_REQUIREMENTS:_ Determine how many lines of the entries contain "Mastdarm". Reply with that number alone.

_LISTED ENTRIES:_
— BEGIN —
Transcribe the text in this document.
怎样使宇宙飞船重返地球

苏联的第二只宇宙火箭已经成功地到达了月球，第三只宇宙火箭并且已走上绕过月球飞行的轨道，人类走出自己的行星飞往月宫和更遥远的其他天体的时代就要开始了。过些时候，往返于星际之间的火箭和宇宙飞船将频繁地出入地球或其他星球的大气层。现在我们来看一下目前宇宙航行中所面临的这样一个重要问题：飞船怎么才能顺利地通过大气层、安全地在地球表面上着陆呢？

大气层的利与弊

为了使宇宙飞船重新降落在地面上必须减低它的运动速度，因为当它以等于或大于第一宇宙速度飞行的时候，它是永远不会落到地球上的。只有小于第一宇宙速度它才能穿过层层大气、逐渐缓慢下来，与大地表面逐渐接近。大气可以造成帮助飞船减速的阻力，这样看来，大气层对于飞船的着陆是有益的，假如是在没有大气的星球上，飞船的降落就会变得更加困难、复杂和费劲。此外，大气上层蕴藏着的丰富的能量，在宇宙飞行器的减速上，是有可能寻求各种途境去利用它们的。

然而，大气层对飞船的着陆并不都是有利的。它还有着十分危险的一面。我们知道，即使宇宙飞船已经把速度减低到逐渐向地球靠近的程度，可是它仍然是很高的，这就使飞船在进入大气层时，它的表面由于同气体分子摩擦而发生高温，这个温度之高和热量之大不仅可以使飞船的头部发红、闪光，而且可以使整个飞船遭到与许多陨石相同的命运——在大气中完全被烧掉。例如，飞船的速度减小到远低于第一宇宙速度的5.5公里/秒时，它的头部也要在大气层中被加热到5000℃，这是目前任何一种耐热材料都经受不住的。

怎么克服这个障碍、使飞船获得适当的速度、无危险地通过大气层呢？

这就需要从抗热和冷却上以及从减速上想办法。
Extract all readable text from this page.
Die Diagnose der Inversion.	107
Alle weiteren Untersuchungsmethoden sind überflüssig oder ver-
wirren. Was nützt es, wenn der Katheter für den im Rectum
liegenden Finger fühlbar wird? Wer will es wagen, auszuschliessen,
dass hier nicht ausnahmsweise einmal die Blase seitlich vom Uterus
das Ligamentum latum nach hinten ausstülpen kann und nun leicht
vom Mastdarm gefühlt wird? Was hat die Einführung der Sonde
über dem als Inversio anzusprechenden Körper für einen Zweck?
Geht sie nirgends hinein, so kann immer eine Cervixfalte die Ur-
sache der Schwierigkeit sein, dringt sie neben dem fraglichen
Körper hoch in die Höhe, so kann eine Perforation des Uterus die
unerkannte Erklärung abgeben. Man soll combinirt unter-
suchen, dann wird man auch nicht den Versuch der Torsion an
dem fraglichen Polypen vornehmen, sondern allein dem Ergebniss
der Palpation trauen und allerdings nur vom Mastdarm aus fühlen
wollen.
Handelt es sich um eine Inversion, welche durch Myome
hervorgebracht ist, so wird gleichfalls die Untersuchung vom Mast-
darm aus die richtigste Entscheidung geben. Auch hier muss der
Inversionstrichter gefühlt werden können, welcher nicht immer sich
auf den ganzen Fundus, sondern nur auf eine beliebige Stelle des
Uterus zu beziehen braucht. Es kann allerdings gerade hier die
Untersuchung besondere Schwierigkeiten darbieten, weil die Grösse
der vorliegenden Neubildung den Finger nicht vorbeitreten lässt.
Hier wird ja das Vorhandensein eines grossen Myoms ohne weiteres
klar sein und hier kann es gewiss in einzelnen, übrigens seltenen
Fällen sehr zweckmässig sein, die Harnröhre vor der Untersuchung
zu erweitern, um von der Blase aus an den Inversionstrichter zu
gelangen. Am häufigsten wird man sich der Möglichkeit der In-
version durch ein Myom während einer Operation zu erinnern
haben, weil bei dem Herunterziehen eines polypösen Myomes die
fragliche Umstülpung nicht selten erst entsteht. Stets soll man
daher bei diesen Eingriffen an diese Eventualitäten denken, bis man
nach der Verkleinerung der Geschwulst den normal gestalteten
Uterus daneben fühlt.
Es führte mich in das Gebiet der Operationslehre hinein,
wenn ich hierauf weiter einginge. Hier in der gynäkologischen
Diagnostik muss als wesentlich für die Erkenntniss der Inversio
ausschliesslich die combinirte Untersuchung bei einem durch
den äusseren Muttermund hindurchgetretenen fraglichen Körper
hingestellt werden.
— END —
_SOLUTION FOR THIS EXERCISE:_ 2